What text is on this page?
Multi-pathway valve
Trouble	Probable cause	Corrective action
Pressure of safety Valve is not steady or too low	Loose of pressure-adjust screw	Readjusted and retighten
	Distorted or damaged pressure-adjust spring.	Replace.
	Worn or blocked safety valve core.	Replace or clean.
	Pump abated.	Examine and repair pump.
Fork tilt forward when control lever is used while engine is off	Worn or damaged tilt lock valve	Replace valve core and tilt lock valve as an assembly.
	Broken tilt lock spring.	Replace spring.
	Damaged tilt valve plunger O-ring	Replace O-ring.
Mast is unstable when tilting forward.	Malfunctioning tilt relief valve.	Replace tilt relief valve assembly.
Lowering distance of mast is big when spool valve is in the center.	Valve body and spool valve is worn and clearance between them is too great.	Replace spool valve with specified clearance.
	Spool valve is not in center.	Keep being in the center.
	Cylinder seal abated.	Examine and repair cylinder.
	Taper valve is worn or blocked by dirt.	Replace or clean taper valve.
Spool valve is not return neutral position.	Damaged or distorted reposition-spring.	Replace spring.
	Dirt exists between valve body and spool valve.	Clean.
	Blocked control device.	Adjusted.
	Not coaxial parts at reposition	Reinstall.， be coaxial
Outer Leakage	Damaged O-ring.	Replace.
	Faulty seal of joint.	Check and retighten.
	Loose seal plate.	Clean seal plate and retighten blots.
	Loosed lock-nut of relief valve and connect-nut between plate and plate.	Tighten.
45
━━━━━━━━━━━━━━━━━━━━━━━━━━━━━━
▸ Aim of the exercise: Pull every line containing the word "abated" out of the material.

▸ Worked answer:
	Pump abated.	Examine and repair pump.
	Cylinder seal abated.	Examine and repair cylinder.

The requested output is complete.